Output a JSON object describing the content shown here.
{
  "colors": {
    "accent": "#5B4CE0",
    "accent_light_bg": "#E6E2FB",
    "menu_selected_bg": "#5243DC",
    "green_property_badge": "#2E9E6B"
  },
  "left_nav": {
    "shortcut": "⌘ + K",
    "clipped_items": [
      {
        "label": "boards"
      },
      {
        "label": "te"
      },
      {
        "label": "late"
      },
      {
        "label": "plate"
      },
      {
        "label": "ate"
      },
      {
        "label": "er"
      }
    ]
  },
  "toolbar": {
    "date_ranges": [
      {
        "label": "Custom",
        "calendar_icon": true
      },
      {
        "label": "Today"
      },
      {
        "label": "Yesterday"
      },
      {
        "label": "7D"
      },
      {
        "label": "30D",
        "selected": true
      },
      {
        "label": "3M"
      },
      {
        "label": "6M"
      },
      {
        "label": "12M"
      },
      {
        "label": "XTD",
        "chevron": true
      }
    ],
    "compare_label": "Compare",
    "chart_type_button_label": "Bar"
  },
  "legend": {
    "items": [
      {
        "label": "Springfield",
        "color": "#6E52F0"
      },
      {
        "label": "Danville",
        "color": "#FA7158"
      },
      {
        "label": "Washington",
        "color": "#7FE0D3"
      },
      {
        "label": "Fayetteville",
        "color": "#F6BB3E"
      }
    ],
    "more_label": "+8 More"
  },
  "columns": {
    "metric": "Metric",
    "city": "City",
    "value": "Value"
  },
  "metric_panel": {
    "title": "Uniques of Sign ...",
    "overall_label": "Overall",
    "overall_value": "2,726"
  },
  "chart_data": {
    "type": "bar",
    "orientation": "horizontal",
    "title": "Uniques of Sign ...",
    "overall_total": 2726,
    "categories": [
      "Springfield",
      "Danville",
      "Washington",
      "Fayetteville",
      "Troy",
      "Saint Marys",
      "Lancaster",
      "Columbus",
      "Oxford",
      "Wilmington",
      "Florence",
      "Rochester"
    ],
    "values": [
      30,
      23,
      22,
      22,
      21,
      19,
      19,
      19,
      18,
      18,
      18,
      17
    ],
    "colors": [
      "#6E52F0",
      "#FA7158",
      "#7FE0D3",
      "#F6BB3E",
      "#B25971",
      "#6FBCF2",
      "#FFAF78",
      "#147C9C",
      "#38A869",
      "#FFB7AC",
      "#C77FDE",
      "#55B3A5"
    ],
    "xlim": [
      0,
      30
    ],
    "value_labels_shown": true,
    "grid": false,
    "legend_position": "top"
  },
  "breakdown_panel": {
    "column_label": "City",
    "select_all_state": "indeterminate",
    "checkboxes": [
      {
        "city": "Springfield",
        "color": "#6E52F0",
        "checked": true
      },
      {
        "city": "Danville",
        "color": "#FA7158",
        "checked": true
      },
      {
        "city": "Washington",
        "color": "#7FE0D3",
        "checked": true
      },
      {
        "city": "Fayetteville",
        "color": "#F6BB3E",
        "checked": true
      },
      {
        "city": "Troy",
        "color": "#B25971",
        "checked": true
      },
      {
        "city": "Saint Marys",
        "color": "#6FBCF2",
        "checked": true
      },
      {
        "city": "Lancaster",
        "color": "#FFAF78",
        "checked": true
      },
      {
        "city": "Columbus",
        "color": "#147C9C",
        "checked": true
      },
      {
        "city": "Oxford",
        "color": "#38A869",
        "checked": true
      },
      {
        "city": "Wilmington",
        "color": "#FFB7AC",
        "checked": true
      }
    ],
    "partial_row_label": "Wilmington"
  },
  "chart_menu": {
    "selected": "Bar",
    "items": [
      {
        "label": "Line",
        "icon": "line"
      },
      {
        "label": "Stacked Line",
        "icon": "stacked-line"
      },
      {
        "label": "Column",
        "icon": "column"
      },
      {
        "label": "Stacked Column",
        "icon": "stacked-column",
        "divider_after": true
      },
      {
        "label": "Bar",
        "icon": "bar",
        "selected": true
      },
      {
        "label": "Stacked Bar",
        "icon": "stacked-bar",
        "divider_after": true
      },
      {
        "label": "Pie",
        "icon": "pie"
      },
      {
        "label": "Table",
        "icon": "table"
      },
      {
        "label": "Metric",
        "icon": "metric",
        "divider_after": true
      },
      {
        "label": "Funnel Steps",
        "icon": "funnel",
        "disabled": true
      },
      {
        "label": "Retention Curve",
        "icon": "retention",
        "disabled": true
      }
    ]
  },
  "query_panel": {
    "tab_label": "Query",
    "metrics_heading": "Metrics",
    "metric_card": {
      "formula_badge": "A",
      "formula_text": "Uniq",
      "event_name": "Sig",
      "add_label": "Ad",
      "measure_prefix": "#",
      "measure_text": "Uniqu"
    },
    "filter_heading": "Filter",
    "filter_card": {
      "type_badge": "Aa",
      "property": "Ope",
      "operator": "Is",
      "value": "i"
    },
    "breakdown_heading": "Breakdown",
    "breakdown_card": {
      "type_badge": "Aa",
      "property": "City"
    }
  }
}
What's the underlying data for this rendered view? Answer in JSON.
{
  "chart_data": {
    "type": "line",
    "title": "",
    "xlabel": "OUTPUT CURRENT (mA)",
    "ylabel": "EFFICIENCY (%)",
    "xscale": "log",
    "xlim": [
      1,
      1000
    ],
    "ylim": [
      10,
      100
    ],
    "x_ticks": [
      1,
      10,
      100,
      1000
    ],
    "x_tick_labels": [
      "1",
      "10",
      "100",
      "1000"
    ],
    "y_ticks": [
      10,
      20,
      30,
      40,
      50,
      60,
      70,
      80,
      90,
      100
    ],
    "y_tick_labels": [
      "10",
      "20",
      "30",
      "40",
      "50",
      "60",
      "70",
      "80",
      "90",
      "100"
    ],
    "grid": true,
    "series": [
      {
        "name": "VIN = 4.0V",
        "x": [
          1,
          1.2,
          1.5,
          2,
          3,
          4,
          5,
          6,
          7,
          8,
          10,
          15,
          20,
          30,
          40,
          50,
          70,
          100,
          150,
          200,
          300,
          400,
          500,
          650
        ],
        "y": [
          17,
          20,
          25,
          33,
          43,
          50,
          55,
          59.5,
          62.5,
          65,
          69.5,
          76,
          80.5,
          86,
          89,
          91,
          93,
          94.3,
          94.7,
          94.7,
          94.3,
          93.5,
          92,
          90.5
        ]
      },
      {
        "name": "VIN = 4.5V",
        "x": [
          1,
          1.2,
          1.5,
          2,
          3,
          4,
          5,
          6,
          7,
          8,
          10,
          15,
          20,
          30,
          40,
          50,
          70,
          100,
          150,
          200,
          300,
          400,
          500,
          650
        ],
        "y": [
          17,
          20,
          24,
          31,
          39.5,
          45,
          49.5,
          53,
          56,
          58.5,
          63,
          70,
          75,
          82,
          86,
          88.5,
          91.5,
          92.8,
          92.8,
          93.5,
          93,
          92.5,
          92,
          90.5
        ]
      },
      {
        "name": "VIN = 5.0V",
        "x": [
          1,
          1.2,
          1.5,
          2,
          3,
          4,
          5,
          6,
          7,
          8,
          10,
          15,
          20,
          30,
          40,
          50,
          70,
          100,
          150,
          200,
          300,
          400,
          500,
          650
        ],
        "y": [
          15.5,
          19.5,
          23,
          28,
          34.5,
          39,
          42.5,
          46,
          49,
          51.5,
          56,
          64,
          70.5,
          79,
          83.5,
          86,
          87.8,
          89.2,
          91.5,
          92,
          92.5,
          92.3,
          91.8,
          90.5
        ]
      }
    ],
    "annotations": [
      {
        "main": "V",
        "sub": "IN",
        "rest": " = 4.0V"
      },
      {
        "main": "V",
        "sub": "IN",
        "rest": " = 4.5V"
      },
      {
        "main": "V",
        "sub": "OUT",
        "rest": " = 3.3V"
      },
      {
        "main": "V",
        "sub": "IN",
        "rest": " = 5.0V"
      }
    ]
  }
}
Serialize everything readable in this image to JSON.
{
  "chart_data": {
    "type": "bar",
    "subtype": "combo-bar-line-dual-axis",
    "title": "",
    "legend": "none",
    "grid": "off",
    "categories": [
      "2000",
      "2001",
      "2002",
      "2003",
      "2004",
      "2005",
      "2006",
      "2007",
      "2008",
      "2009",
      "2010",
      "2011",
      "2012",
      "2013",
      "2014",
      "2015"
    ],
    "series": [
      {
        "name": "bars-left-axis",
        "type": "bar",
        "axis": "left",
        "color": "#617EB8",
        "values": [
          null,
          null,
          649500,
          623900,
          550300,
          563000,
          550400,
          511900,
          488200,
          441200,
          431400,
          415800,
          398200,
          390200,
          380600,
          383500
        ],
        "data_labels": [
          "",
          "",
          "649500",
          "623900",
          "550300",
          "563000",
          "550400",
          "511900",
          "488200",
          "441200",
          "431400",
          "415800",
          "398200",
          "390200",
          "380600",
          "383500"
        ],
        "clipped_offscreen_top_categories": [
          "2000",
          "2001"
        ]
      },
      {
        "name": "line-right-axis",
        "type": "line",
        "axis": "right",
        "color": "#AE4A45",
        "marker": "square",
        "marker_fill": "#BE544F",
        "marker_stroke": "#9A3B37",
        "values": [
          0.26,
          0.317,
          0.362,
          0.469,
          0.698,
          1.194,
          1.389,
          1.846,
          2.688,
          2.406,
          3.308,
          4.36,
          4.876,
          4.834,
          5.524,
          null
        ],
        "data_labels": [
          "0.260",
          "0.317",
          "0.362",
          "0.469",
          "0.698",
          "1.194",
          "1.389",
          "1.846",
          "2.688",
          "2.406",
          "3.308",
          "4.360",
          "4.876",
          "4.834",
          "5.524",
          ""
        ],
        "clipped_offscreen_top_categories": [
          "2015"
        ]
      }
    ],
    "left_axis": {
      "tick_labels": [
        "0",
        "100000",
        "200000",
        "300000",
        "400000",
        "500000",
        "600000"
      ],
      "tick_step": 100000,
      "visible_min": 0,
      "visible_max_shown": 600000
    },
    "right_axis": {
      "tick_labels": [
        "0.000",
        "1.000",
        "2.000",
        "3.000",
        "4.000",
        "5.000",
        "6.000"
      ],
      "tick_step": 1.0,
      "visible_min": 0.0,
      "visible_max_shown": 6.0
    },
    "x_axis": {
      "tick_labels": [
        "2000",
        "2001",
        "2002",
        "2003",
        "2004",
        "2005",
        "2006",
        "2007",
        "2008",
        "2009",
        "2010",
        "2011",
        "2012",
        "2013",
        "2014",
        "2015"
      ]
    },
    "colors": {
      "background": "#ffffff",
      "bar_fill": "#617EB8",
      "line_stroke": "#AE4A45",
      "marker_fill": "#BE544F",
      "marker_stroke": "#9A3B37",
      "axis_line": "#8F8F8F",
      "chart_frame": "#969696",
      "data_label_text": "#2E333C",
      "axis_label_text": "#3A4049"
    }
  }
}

* [Given instruction] Where a line of the data holds "Springfield", show that line.

* [Written solution]
        "label": "Springfield",
      "Springfield",
        "city": "Springfield",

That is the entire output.